Requirement:
Exclude the pictures, then copy all remaining records exactly.

☆ ☆ ☆ ☆ ☆ ☆ ☆

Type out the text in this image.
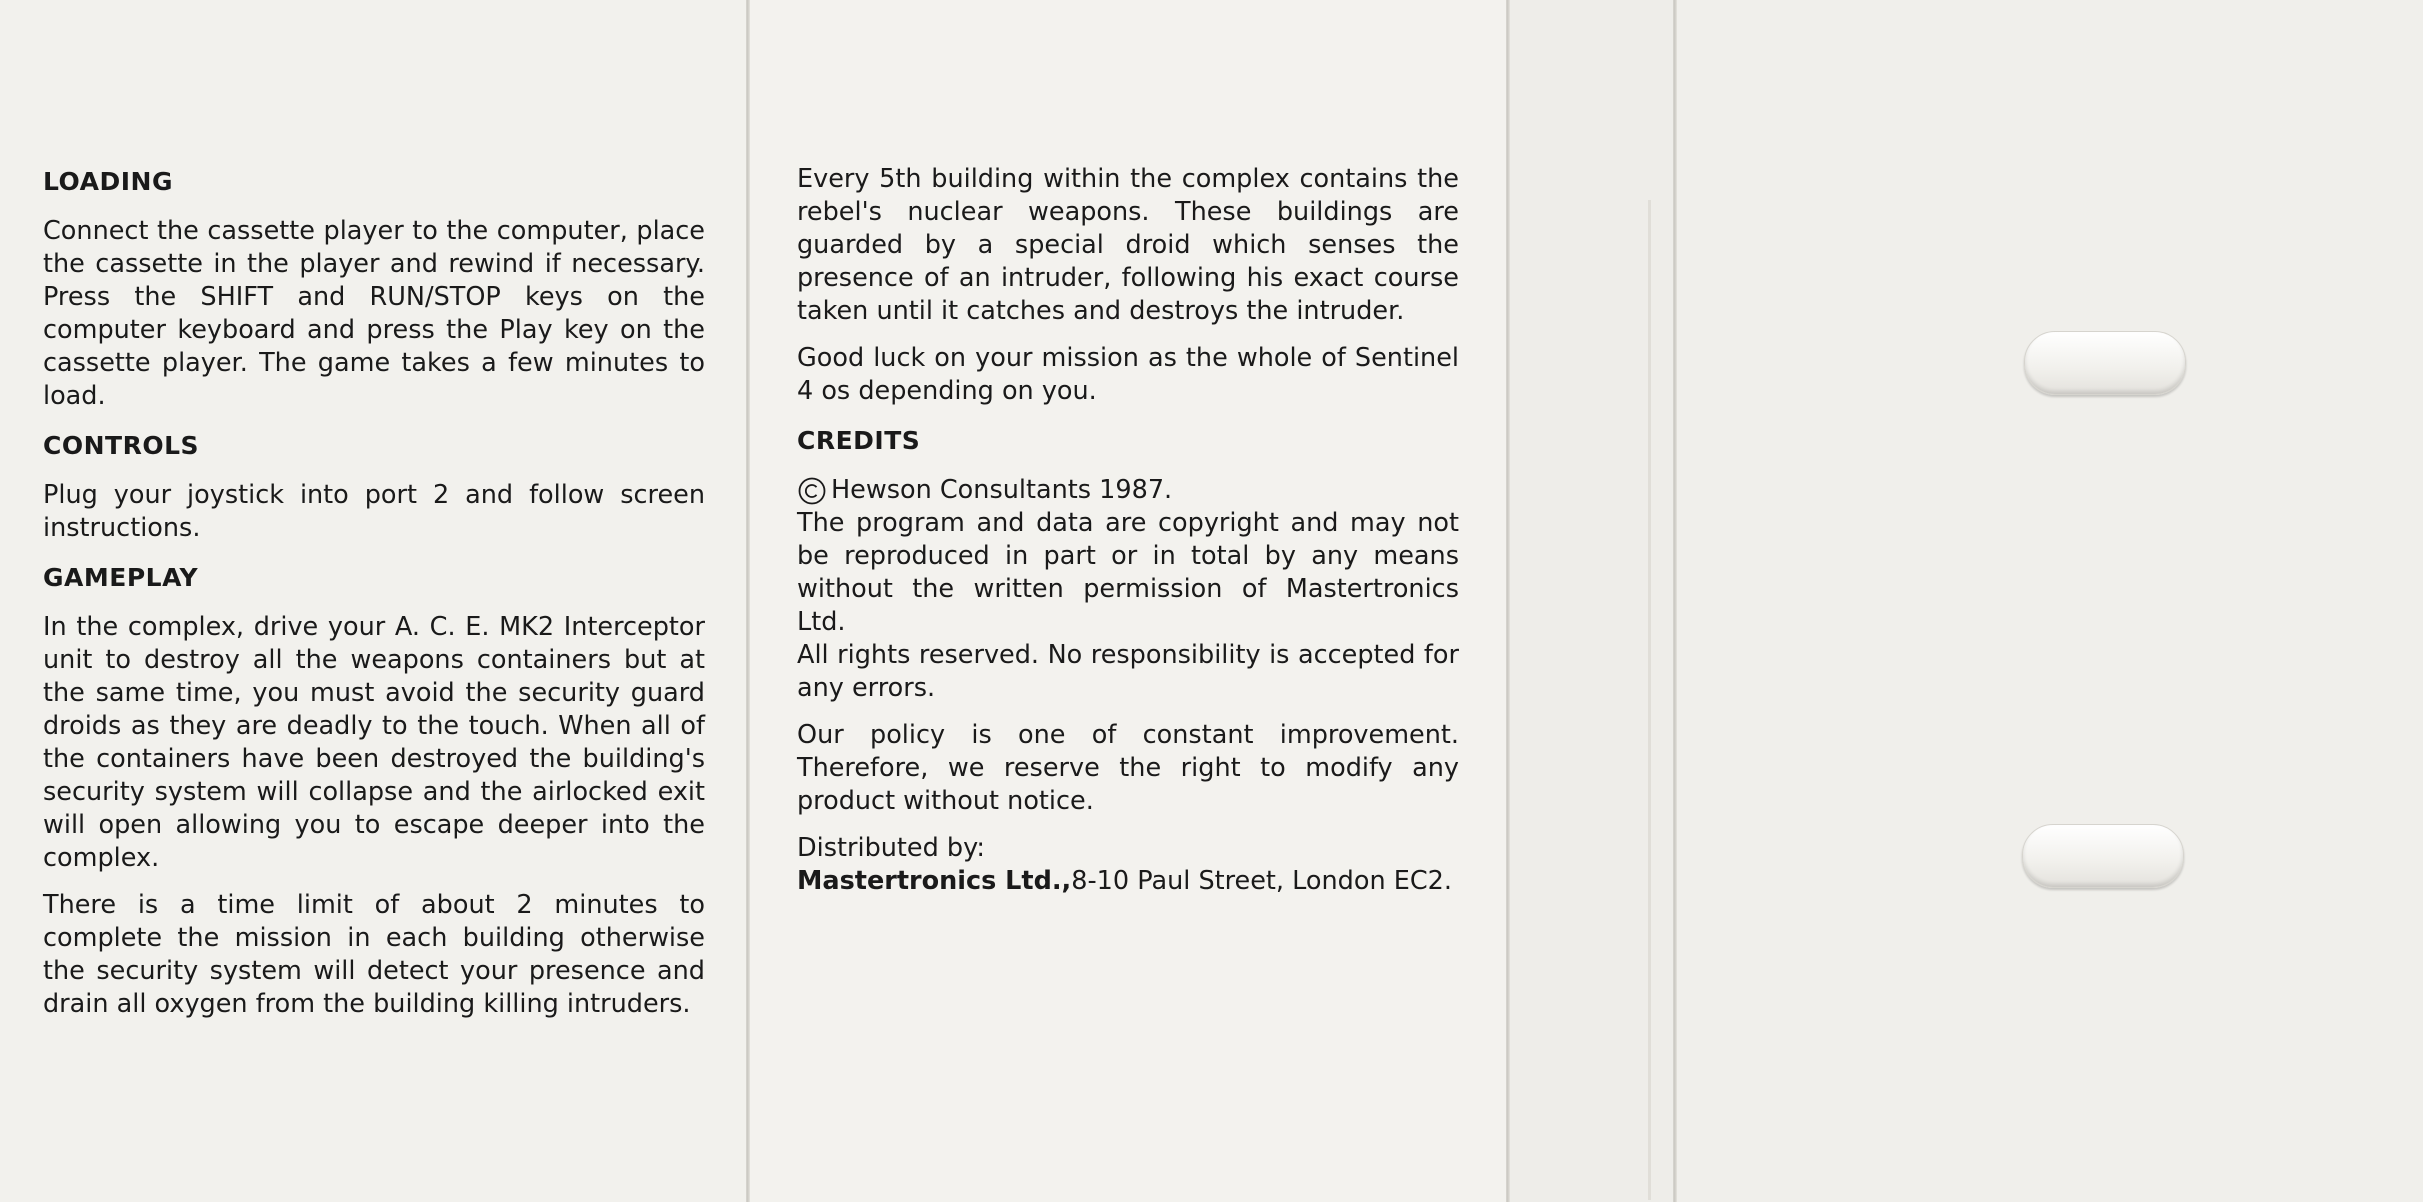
LOADING
Connect the cassette player to the computer, place the cassette in the player and rewind if necessary. Press the SHIFT and RUN/STOP keys on the computer keyboard and press the Play key on the cassette player. The game takes a few minutes to load.
CONTROLS
Plug your joystick into port 2 and follow screen instructions.
GAMEPLAY
In the complex, drive your A. C. E. MK2 Interceptor unit to destroy all the weapons containers but at the same time, you must avoid the security guard droids as they are deadly to the touch. When all of the containers have been destroyed the building's security system will collapse and the airlocked exit will open allowing you to escape deeper into the complex.
There is a time limit of about 2 minutes to complete the mission in each building otherwise the security system will detect your presence and drain all oxygen from the building killing intruders.
Every 5th building within the complex contains the rebel's nuclear weapons. These buildings are guarded by a special droid which senses the presence of an intruder, following his exact course taken until it catches and destroys the intruder.
Good luck on your mission as the whole of Sentinel 4 os depending on you.
CREDITS
Hewson Consultants 1987.
The program and data are copyright and may not be reproduced in part or in total by any means without the written permission of Mastertronics Ltd.
All rights reserved. No responsibility is accepted for any errors.
Our policy is one of constant improvement. Therefore, we reserve the right to modify any product without notice.
Distributed by:
Mastertronics Ltd.,8-10 Paul Street, London EC2.
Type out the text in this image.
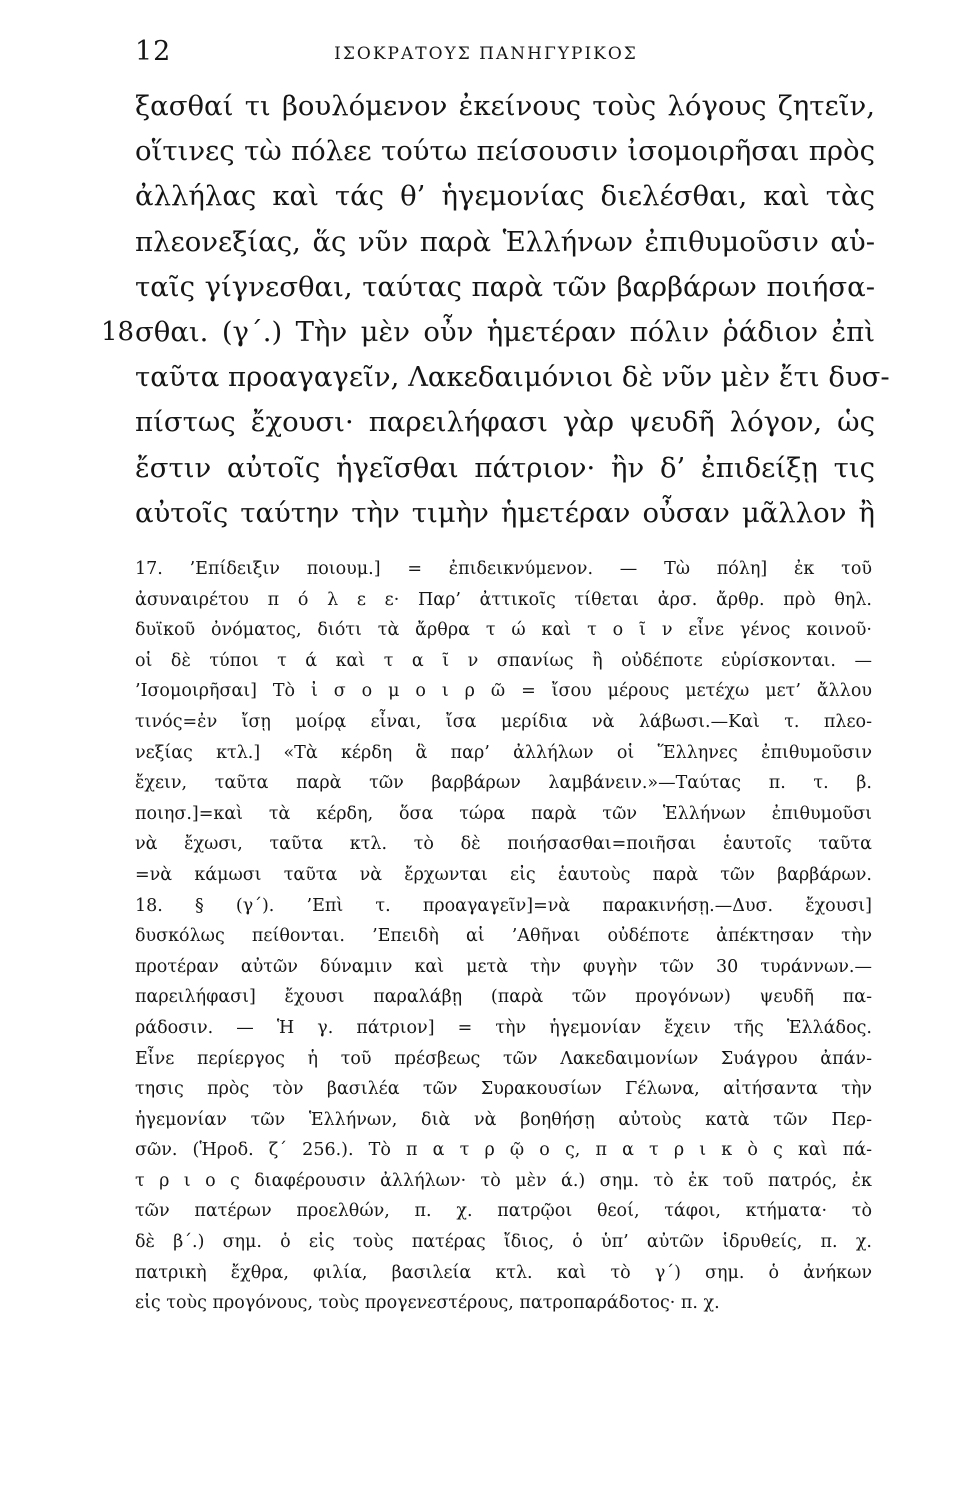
12	ΙΣΟΚΡΑΤΟΥΣ ΠΑΝΗΓΥΡΙΚΟΣ
ξασθαί τι βουλόμενον ἐκείνους τοὺς λόγους ζητεῖν,
οἵτινες τὼ πόλεε τούτω πείσουσιν ἰσομοιρῆσαι πρὸς
ἀλλήλας καὶ τάς θ’ ἡγεμονίας διελέσθαι, καὶ τὰς
πλεονεξίας, ἅς νῦν παρὰ Ἑλλήνων ἐπιθυμοῦσιν αὑ-
ταῖς γίγνεσθαι, ταύτας παρὰ τῶν βαρβάρων ποιήσα-
18 σθαι. (γ΄.) Τὴν μὲν οὖν ἡμετέραν πόλιν ῥάδιον ἐπὶ
ταῦτα προαγαγεῖν, Λακεδαιμόνιοι δὲ νῦν μὲν ἔτι δυσ-
πίστως ἔχουσι· παρειλήφασι γὰρ ψευδῆ λόγον, ὡς
ἔστιν αὐτοῖς ἡγεῖσθαι πάτριον· ἢν δ’ ἐπιδείξῃ τις
αὐτοῖς ταύτην τὴν τιμὴν ἡμετέραν οὖσαν μᾶλλον ἢ
17. ’Επίδειξιν ποιουμ.] = ἐπιδεικνύμενον. — Τὼ πόλη] ἐκ τοῦ
ἀσυναιρέτου π ό λ ε ε· Παρ’ ἀττικοῖς τίθεται ἀρσ. ἄρθρ. πρὸ θηλ.
δυϊκοῦ ὀνόματος, διότι τὰ ἄρθρα τ ώ καὶ τ ο ῖ ν εἶνε γένος κοινοῦ·
οἱ δὲ τύποι τ ά καὶ τ α ῖ ν σπανίως ἢ οὐδέποτε εὑρίσκονται. —
’Ισομοιρῆσαι] Τὸ ἰ σ ο μ ο ι ρ ῶ = ἴσου μέρους μετέχω μετ’ ἄλλου
τινός=ἐν ἴσῃ μοίρᾳ εἶναι, ἴσα μερίδια νὰ λάβωσι.—Καὶ τ. πλεο-
νεξίας κτλ.] «Τὰ κέρδη ἃ παρ’ ἀλλήλων οἱ Ἕλληνες ἐπιθυμοῦσιν
ἔχειν, ταῦτα παρὰ τῶν βαρβάρων λαμβάνειν.»—Ταύτας π. τ. β.
ποιησ.]=καὶ τὰ κέρδη, ὅσα τώρα παρὰ τῶν Ἑλλήνων ἐπιθυμοῦσι
νὰ ἔχωσι, ταῦτα κτλ. τὸ δὲ ποιήσασθαι=ποιῆσαι ἑαυτοῖς ταῦτα
=νὰ κάμωσι ταῦτα νὰ ἔρχωνται εἰς ἑαυτοὺς παρὰ τῶν βαρβάρων.
18. § (γ΄). ’Επὶ τ. προαγαγεῖν]=νὰ παρακινήσῃ.—Δυσ. ἔχουσι]
δυσκόλως πείθονται. ’Επειδὴ αἱ ’Αθῆναι οὐδέποτε ἀπέκτησαν τὴν
προτέραν αὐτῶν δύναμιν καὶ μετὰ τὴν φυγὴν τῶν 30 τυράννων.—
παρειλήφασι] ἔχουσι παραλάβῃ (παρὰ τῶν προγόνων) ψευδῆ πα-
ράδοσιν. — Ἡ γ. πάτριον] = τὴν ἡγεμονίαν ἔχειν τῆς Ἑλλάδος.
Εἶνε περίεργος ἡ τοῦ πρέσβεως τῶν Λακεδαιμονίων Συάγρου ἀπάν-
τησις πρὸς τὸν βασιλέα τῶν Συρακουσίων Γέλωνα, αἰτήσαντα τὴν
ἡγεμονίαν τῶν Ἑλλήνων, διὰ νὰ βοηθήσῃ αὐτοὺς κατὰ τῶν Περ-
σῶν. (Ἡροδ. ζ΄ 256.). Τὸ π α τ ρ ῷ ο ς, π α τ ρ ι κ ὸ ς καὶ πά-
τ ρ ι ο ς διαφέρουσιν ἀλλήλων· τὸ μὲν ά.) σημ. τὸ ἐκ τοῦ πατρός, ἐκ
τῶν πατέρων προελθών, π. χ. πατρῷοι θεοί, τάφοι, κτήματα· τὸ
δὲ β΄.) σημ. ὁ εἰς τοὺς πατέρας ἴδιος, ὁ ὑπ’ αὐτῶν ἱδρυθείς, π. χ.
πατρικὴ ἔχθρα, φιλία, βασιλεία κτλ. καὶ τὸ γ΄) σημ. ὁ ἀνήκων
εἰς τοὺς προγόνους, τοὺς προγενεστέρους, πατροπαράδοτος· π. χ.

☆ ☆ ☆ ☆ ☆ ☆ ☆

Exercise solution:
Type out the text in this image.
LOADING
Connect the cassette player to the computer, place the cassette in the player and rewind if necessary. Press the SHIFT and RUN/STOP keys on the computer keyboard and press the Play key on the cassette player. The game takes a few minutes to load.
CONTROLS
Plug your joystick into port 2 and follow screen instructions.
GAMEPLAY
In the complex, drive your A. C. E. MK2 Interceptor unit to destroy all the weapons containers but at the same time, you must avoid the security guard droids as they are deadly to the touch. When all of the containers have been destroyed the building's security system will collapse and the airlocked exit will open allowing you to escape deeper into the complex.
There is a time limit of about 2 minutes to complete the mission in each building otherwise the security system will detect your presence and drain all oxygen from the building killing intruders.
Every 5th building within the complex contains the rebel's nuclear weapons. These buildings are guarded by a special droid which senses the presence of an intruder, following his exact course taken until it catches and destroys the intruder.
Good luck on your mission as the whole of Sentinel 4 os depending on you.
CREDITS
Hewson Consultants 1987.
The program and data are copyright and may not be reproduced in part or in total by any means without the written permission of Mastertronics Ltd.
All rights reserved. No responsibility is accepted for any errors.
Our policy is one of constant improvement. Therefore, we reserve the right to modify any product without notice.
Distributed by:
Mastertronics Ltd.,8-10 Paul Street, London EC2.
Type out the text in this image.
12	ΙΣΟΚΡΑΤΟΥΣ ΠΑΝΗΓΥΡΙΚΟΣ
ξασθαί τι βουλόμενον ἐκείνους τοὺς λόγους ζητεῖν,
οἵτινες τὼ πόλεε τούτω πείσουσιν ἰσομοιρῆσαι πρὸς
ἀλλήλας καὶ τάς θ’ ἡγεμονίας διελέσθαι, καὶ τὰς
πλεονεξίας, ἅς νῦν παρὰ Ἑλλήνων ἐπιθυμοῦσιν αὑ-
ταῖς γίγνεσθαι, ταύτας παρὰ τῶν βαρβάρων ποιήσα-
18 σθαι. (γ΄.) Τὴν μὲν οὖν ἡμετέραν πόλιν ῥάδιον ἐπὶ
ταῦτα προαγαγεῖν, Λακεδαιμόνιοι δὲ νῦν μὲν ἔτι δυσ-
πίστως ἔχουσι· παρειλήφασι γὰρ ψευδῆ λόγον, ὡς
ἔστιν αὐτοῖς ἡγεῖσθαι πάτριον· ἢν δ’ ἐπιδείξῃ τις
αὐτοῖς ταύτην τὴν τιμὴν ἡμετέραν οὖσαν μᾶλλον ἢ
17. ’Επίδειξιν ποιουμ.] = ἐπιδεικνύμενον. — Τὼ πόλη] ἐκ τοῦ
ἀσυναιρέτου π ό λ ε ε· Παρ’ ἀττικοῖς τίθεται ἀρσ. ἄρθρ. πρὸ θηλ.
δυϊκοῦ ὀνόματος, διότι τὰ ἄρθρα τ ώ καὶ τ ο ῖ ν εἶνε γένος κοινοῦ·
οἱ δὲ τύποι τ ά καὶ τ α ῖ ν σπανίως ἢ οὐδέποτε εὑρίσκονται. —
’Ισομοιρῆσαι] Τὸ ἰ σ ο μ ο ι ρ ῶ = ἴσου μέρους μετέχω μετ’ ἄλλου
τινός=ἐν ἴσῃ μοίρᾳ εἶναι, ἴσα μερίδια νὰ λάβωσι.—Καὶ τ. πλεο-
νεξίας κτλ.] «Τὰ κέρδη ἃ παρ’ ἀλλήλων οἱ Ἕλληνες ἐπιθυμοῦσιν
ἔχειν, ταῦτα παρὰ τῶν βαρβάρων λαμβάνειν.»—Ταύτας π. τ. β.
ποιησ.]=καὶ τὰ κέρδη, ὅσα τώρα παρὰ τῶν Ἑλλήνων ἐπιθυμοῦσι
νὰ ἔχωσι, ταῦτα κτλ. τὸ δὲ ποιήσασθαι=ποιῆσαι ἑαυτοῖς ταῦτα
=νὰ κάμωσι ταῦτα νὰ ἔρχωνται εἰς ἑαυτοὺς παρὰ τῶν βαρβάρων.
18. § (γ΄). ’Επὶ τ. προαγαγεῖν]=νὰ παρακινήσῃ.—Δυσ. ἔχουσι]
δυσκόλως πείθονται. ’Επειδὴ αἱ ’Αθῆναι οὐδέποτε ἀπέκτησαν τὴν
προτέραν αὐτῶν δύναμιν καὶ μετὰ τὴν φυγὴν τῶν 30 τυράννων.—
παρειλήφασι] ἔχουσι παραλάβῃ (παρὰ τῶν προγόνων) ψευδῆ πα-
ράδοσιν. — Ἡ γ. πάτριον] = τὴν ἡγεμονίαν ἔχειν τῆς Ἑλλάδος.
Εἶνε περίεργος ἡ τοῦ πρέσβεως τῶν Λακεδαιμονίων Συάγρου ἀπάν-
τησις πρὸς τὸν βασιλέα τῶν Συρακουσίων Γέλωνα, αἰτήσαντα τὴν
ἡγεμονίαν τῶν Ἑλλήνων, διὰ νὰ βοηθήσῃ αὐτοὺς κατὰ τῶν Περ-
σῶν. (Ἡροδ. ζ΄ 256.). Τὸ π α τ ρ ῷ ο ς, π α τ ρ ι κ ὸ ς καὶ πά-
τ ρ ι ο ς διαφέρουσιν ἀλλήλων· τὸ μὲν ά.) σημ. τὸ ἐκ τοῦ πατρός, ἐκ
τῶν πατέρων προελθών, π. χ. πατρῷοι θεοί, τάφοι, κτήματα· τὸ
δὲ β΄.) σημ. ὁ εἰς τοὺς πατέρας ἴδιος, ὁ ὑπ’ αὐτῶν ἱδρυθείς, π. χ.
πατρικὴ ἔχθρα, φιλία, βασιλεία κτλ. καὶ τὸ γ΄) σημ. ὁ ἀνήκων
εἰς τοὺς προγόνους, τοὺς προγενεστέρους, πατροπαράδοτος· π. χ.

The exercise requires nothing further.